* START *
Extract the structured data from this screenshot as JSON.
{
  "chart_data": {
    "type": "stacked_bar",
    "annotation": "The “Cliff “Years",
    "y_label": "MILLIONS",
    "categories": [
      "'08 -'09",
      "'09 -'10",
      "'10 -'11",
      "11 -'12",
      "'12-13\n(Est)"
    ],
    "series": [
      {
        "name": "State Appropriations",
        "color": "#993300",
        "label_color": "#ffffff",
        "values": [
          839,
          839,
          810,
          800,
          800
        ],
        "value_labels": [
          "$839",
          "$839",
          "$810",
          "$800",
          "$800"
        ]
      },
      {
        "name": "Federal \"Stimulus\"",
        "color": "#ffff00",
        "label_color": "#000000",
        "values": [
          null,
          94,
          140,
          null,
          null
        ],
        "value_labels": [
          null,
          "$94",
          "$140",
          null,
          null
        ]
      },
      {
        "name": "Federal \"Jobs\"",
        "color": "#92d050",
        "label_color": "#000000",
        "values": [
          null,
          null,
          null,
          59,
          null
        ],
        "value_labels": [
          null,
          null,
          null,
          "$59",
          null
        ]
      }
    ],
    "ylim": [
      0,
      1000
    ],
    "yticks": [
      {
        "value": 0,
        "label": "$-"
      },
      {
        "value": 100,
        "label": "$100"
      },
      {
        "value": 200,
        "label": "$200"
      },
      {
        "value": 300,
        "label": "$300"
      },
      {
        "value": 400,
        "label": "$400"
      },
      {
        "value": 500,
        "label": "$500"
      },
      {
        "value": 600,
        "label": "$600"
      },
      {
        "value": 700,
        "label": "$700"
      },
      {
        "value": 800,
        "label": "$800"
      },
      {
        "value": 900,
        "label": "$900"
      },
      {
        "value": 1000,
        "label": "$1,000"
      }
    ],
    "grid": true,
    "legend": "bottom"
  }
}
* END *
**Objective**
Search the entries for the word "Federal", then gather every line that has it.

**Solution**
        "name": "Federal \"Stimulus\"",
        "name": "Federal \"Jobs\"",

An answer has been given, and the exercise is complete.